■ **WHAT NEEDS TO BE DONE**:
Find every line with the word "определения" and report how many there are, without any other text.

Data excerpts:
[Start]
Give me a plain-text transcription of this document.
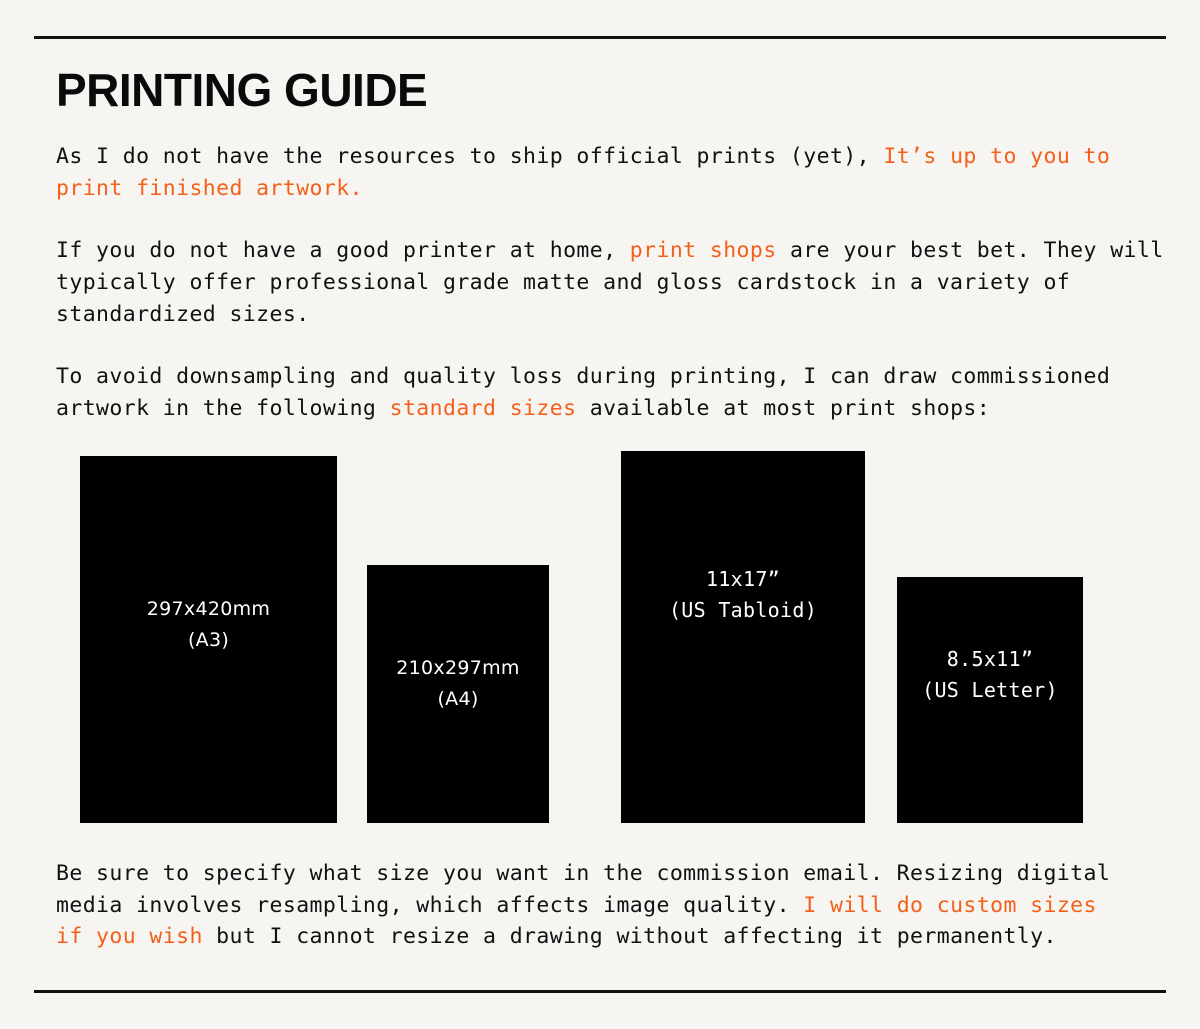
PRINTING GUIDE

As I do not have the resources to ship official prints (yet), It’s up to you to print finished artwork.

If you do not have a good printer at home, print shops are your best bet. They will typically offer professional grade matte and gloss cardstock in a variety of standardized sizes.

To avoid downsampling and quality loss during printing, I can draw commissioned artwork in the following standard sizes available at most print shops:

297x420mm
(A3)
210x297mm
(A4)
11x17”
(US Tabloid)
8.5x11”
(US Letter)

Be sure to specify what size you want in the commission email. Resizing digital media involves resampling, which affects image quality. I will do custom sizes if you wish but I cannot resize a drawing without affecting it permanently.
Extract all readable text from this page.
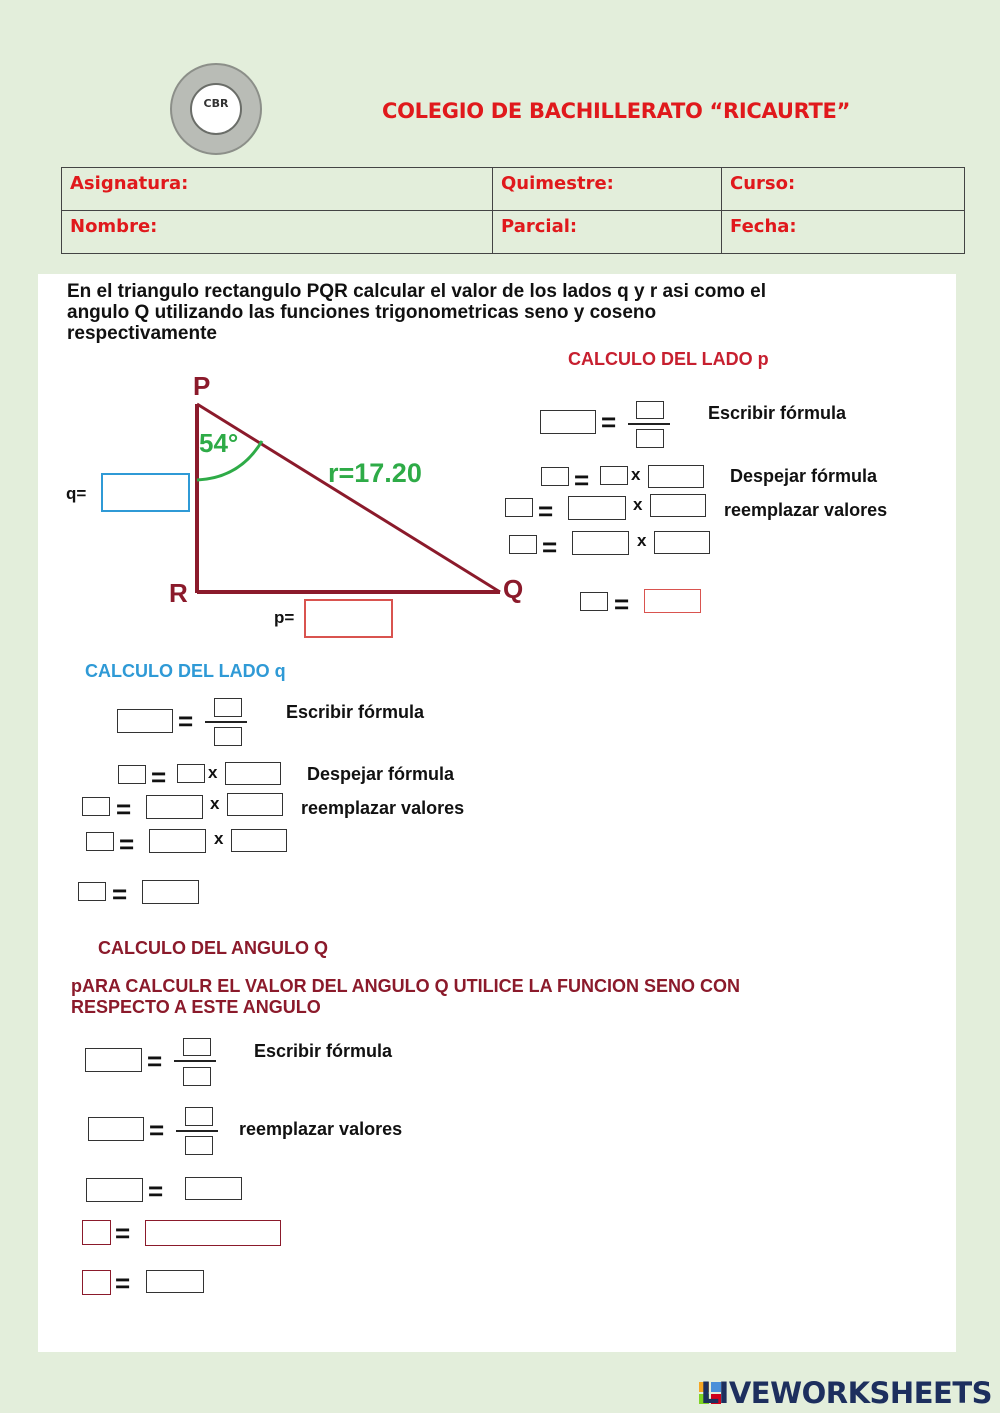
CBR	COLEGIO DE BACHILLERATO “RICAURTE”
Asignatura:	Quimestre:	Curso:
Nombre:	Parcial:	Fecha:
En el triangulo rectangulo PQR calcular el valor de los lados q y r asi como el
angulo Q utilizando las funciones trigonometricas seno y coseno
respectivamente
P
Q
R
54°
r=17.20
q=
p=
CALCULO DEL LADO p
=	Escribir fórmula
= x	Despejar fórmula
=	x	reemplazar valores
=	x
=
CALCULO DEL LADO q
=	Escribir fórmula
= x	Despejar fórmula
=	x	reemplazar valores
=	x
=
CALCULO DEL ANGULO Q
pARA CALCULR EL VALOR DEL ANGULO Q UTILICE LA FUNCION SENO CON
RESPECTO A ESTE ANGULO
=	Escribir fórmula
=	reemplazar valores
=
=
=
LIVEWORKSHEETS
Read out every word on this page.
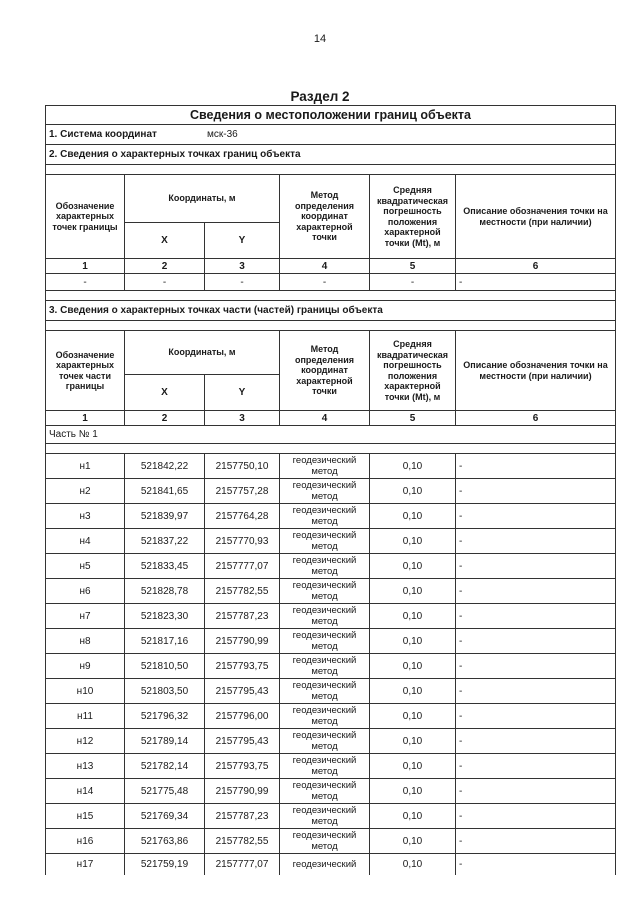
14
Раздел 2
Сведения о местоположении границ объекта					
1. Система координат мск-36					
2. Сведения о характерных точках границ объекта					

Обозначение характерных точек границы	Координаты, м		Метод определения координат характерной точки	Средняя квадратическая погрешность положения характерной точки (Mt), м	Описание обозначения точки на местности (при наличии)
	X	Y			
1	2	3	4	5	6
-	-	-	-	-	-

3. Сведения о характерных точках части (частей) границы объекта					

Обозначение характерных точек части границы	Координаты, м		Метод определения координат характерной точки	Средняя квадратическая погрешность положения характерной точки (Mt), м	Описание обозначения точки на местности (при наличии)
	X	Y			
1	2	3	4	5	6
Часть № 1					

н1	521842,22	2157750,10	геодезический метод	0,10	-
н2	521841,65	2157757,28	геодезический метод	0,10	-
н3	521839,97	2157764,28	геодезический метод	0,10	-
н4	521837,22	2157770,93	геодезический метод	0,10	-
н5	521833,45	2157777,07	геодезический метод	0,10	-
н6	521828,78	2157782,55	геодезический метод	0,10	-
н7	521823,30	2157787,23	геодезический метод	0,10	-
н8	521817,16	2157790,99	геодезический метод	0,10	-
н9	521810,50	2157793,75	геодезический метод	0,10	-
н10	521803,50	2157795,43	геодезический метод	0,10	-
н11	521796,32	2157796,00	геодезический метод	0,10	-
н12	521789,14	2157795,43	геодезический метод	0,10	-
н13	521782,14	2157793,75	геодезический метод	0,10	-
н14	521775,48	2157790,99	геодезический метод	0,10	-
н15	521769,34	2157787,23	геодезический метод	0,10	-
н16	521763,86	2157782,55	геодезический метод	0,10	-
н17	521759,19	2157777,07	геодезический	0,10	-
[End]
■ **SOLUTION TO THE EXERCISE**:
2